Your goal: Below are the records; reproduce all of them exactly but without any images.

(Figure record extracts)
====

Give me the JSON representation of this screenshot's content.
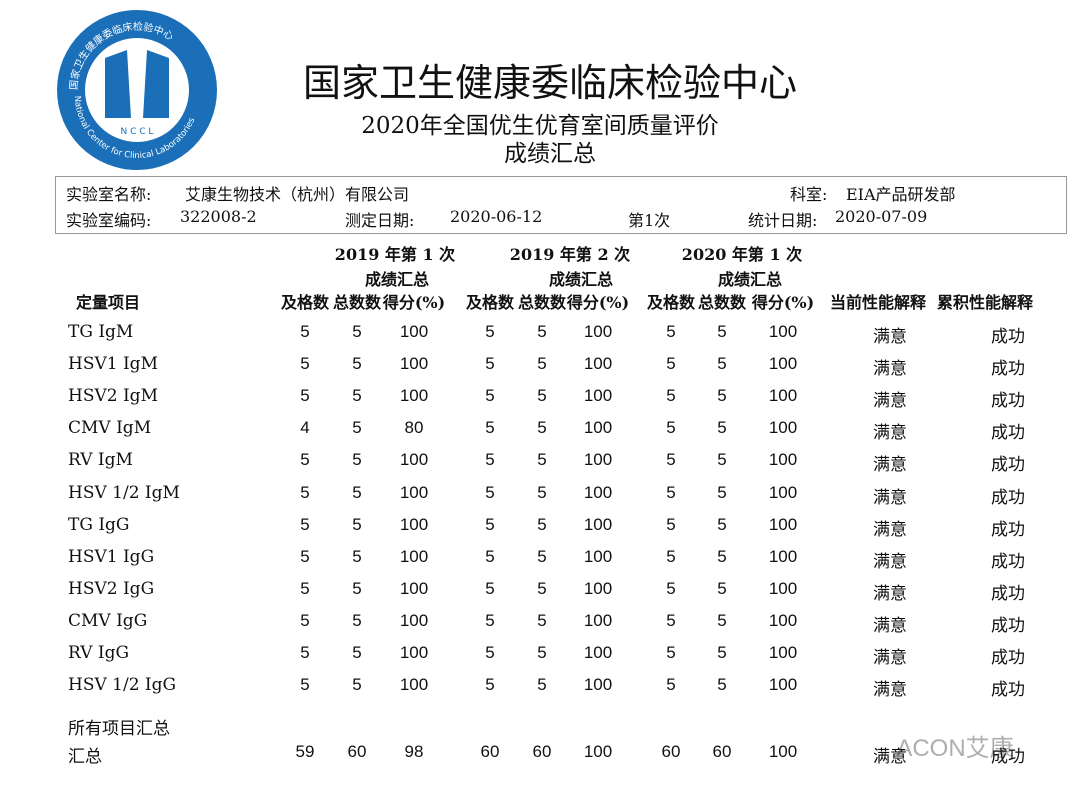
{
  "logo": {
    "ring_cn": "国家卫生健康委临床检验中心",
    "ring_en": "National Center for Clinical Laboratories",
    "letters": "N C C L"
  },
  "header": {
    "org": "国家卫生健康委临床检验中心",
    "title": "2020年全国优生优育室间质量评价",
    "subtitle": "成绩汇总"
  },
  "info": {
    "lab_name_label": "实验室名称:",
    "lab_name": "艾康生物技术（杭州）有限公司",
    "dept_label": "科室:",
    "dept": "EIA产品研发部",
    "lab_code_label": "实验室编码:",
    "lab_code": "322008-2",
    "test_date_label": "测定日期:",
    "test_date": "2020-06-12",
    "round": "第1次",
    "stat_date_label": "统计日期:",
    "stat_date": "2020-07-09"
  },
  "table": {
    "item_header": "定量项目",
    "groups": [
      {
        "name": "2019 年第 1 次",
        "sub": "成绩汇总",
        "columns": [
          "及格数",
          "总数数",
          "得分(%)"
        ]
      },
      {
        "name": "2019 年第 2 次",
        "sub": "成绩汇总",
        "columns": [
          "及格数",
          "总数数",
          "得分(%)"
        ]
      },
      {
        "name": "2020 年第 1 次",
        "sub": "成绩汇总",
        "columns": [
          "及格数",
          "总数数",
          "得分(%)"
        ]
      }
    ],
    "extra_columns": [
      "当前性能解释",
      "累积性能解释"
    ],
    "rows": [
      [
        "TG IgM",
        5,
        5,
        100,
        5,
        5,
        100,
        5,
        5,
        100,
        "满意",
        "成功"
      ],
      [
        "HSV1 IgM",
        5,
        5,
        100,
        5,
        5,
        100,
        5,
        5,
        100,
        "满意",
        "成功"
      ],
      [
        "HSV2 IgM",
        5,
        5,
        100,
        5,
        5,
        100,
        5,
        5,
        100,
        "满意",
        "成功"
      ],
      [
        "CMV IgM",
        4,
        5,
        80,
        5,
        5,
        100,
        5,
        5,
        100,
        "满意",
        "成功"
      ],
      [
        "RV IgM",
        5,
        5,
        100,
        5,
        5,
        100,
        5,
        5,
        100,
        "满意",
        "成功"
      ],
      [
        "HSV 1/2 IgM",
        5,
        5,
        100,
        5,
        5,
        100,
        5,
        5,
        100,
        "满意",
        "成功"
      ],
      [
        "TG IgG",
        5,
        5,
        100,
        5,
        5,
        100,
        5,
        5,
        100,
        "满意",
        "成功"
      ],
      [
        "HSV1 IgG",
        5,
        5,
        100,
        5,
        5,
        100,
        5,
        5,
        100,
        "满意",
        "成功"
      ],
      [
        "HSV2 IgG",
        5,
        5,
        100,
        5,
        5,
        100,
        5,
        5,
        100,
        "满意",
        "成功"
      ],
      [
        "CMV IgG",
        5,
        5,
        100,
        5,
        5,
        100,
        5,
        5,
        100,
        "满意",
        "成功"
      ],
      [
        "RV IgG",
        5,
        5,
        100,
        5,
        5,
        100,
        5,
        5,
        100,
        "满意",
        "成功"
      ],
      [
        "HSV 1/2 IgG",
        5,
        5,
        100,
        5,
        5,
        100,
        5,
        5,
        100,
        "满意",
        "成功"
      ]
    ],
    "section_label": "所有项目汇总",
    "total_row": [
      "汇总",
      59,
      60,
      98,
      60,
      60,
      100,
      60,
      60,
      100,
      "满意",
      "成功"
    ]
  },
  "watermark": "ACON艾康"
}
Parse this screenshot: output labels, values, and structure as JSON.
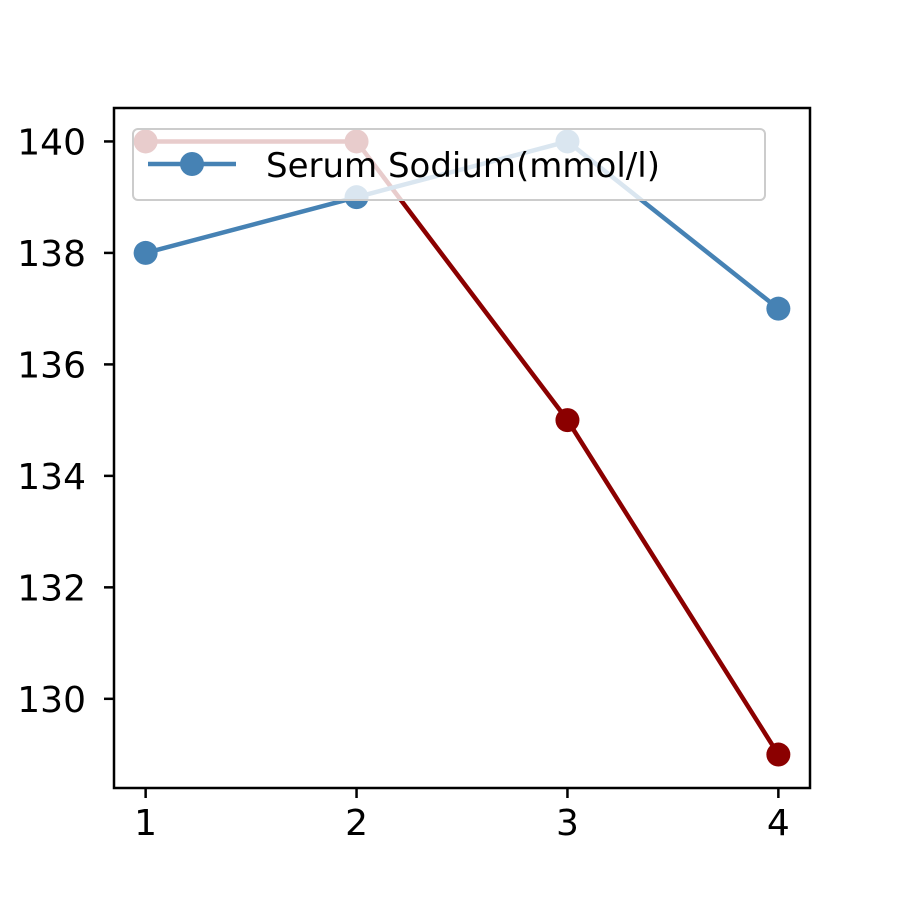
{
  "chart_data": {
    "type": "line",
    "title": "",
    "xlabel": "",
    "ylabel": "",
    "x": [
      1,
      2,
      3,
      4
    ],
    "xlim": [
      0.85,
      4.15
    ],
    "ylim": [
      128.4,
      140.6
    ],
    "xticks": [
      "1",
      "2",
      "3",
      "4"
    ],
    "yticks": [
      "130",
      "132",
      "134",
      "136",
      "138",
      "140"
    ],
    "grid": false,
    "legend": {
      "placement": "upper-right",
      "entries": [
        "Serum Sodium(mmol/l)"
      ]
    },
    "series": [
      {
        "name": "Serum Sodium(mmol/l)",
        "values": [
          138,
          139,
          140,
          137
        ],
        "color": "#4682b4",
        "marker": "circle",
        "in_legend": true
      },
      {
        "values": [
          140,
          140,
          135,
          129
        ],
        "color": "#8b0000",
        "marker": "circle",
        "in_legend": false
      }
    ]
  }
}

====

Result for this exercise:
Give me the JSON representation of this screenshot's content.
{
  "logo": {
    "ring_cn": "国家卫生健康委临床检验中心",
    "ring_en": "National Center for Clinical Laboratories",
    "letters": "N C C L"
  },
  "header": {
    "org": "国家卫生健康委临床检验中心",
    "title": "2020年全国优生优育室间质量评价",
    "subtitle": "成绩汇总"
  },
  "info": {
    "lab_name_label": "实验室名称:",
    "lab_name": "艾康生物技术（杭州）有限公司",
    "dept_label": "科室:",
    "dept": "EIA产品研发部",
    "lab_code_label": "实验室编码:",
    "lab_code": "322008-2",
    "test_date_label": "测定日期:",
    "test_date": "2020-06-12",
    "round": "第1次",
    "stat_date_label": "统计日期:",
    "stat_date": "2020-07-09"
  },
  "table": {
    "item_header": "定量项目",
    "groups": [
      {
        "name": "2019 年第 1 次",
        "sub": "成绩汇总",
        "columns": [
          "及格数",
          "总数数",
          "得分(%)"
        ]
      },
      {
        "name": "2019 年第 2 次",
        "sub": "成绩汇总",
        "columns": [
          "及格数",
          "总数数",
          "得分(%)"
        ]
      },
      {
        "name": "2020 年第 1 次",
        "sub": "成绩汇总",
        "columns": [
          "及格数",
          "总数数",
          "得分(%)"
        ]
      }
    ],
    "extra_columns": [
      "当前性能解释",
      "累积性能解释"
    ],
    "rows": [
      [
        "TG IgM",
        5,
        5,
        100,
        5,
        5,
        100,
        5,
        5,
        100,
        "满意",
        "成功"
      ],
      [
        "HSV1 IgM",
        5,
        5,
        100,
        5,
        5,
        100,
        5,
        5,
        100,
        "满意",
        "成功"
      ],
      [
        "HSV2 IgM",
        5,
        5,
        100,
        5,
        5,
        100,
        5,
        5,
        100,
        "满意",
        "成功"
      ],
      [
        "CMV IgM",
        4,
        5,
        80,
        5,
        5,
        100,
        5,
        5,
        100,
        "满意",
        "成功"
      ],
      [
        "RV IgM",
        5,
        5,
        100,
        5,
        5,
        100,
        5,
        5,
        100,
        "满意",
        "成功"
      ],
      [
        "HSV 1/2 IgM",
        5,
        5,
        100,
        5,
        5,
        100,
        5,
        5,
        100,
        "满意",
        "成功"
      ],
      [
        "TG IgG",
        5,
        5,
        100,
        5,
        5,
        100,
        5,
        5,
        100,
        "满意",
        "成功"
      ],
      [
        "HSV1 IgG",
        5,
        5,
        100,
        5,
        5,
        100,
        5,
        5,
        100,
        "满意",
        "成功"
      ],
      [
        "HSV2 IgG",
        5,
        5,
        100,
        5,
        5,
        100,
        5,
        5,
        100,
        "满意",
        "成功"
      ],
      [
        "CMV IgG",
        5,
        5,
        100,
        5,
        5,
        100,
        5,
        5,
        100,
        "满意",
        "成功"
      ],
      [
        "RV IgG",
        5,
        5,
        100,
        5,
        5,
        100,
        5,
        5,
        100,
        "满意",
        "成功"
      ],
      [
        "HSV 1/2 IgG",
        5,
        5,
        100,
        5,
        5,
        100,
        5,
        5,
        100,
        "满意",
        "成功"
      ]
    ],
    "section_label": "所有项目汇总",
    "total_row": [
      "汇总",
      59,
      60,
      98,
      60,
      60,
      100,
      60,
      60,
      100,
      "满意",
      "成功"
    ]
  },
  "watermark": "ACON艾康"
}
Parse this screenshot: output labels, values, and structure as JSON.
{
  "chart_data": {
    "type": "line",
    "title": "",
    "xlabel": "",
    "ylabel": "",
    "x": [
      1,
      2,
      3,
      4
    ],
    "xlim": [
      0.85,
      4.15
    ],
    "ylim": [
      128.4,
      140.6
    ],
    "xticks": [
      "1",
      "2",
      "3",
      "4"
    ],
    "yticks": [
      "130",
      "132",
      "134",
      "136",
      "138",
      "140"
    ],
    "grid": false,
    "legend": {
      "placement": "upper-right",
      "entries": [
        "Serum Sodium(mmol/l)"
      ]
    },
    "series": [
      {
        "name": "Serum Sodium(mmol/l)",
        "values": [
          138,
          139,
          140,
          137
        ],
        "color": "#4682b4",
        "marker": "circle",
        "in_legend": true
      },
      {
        "values": [
          140,
          140,
          135,
          129
        ],
        "color": "#8b0000",
        "marker": "circle",
        "in_legend": false
      }
    ]
  }
}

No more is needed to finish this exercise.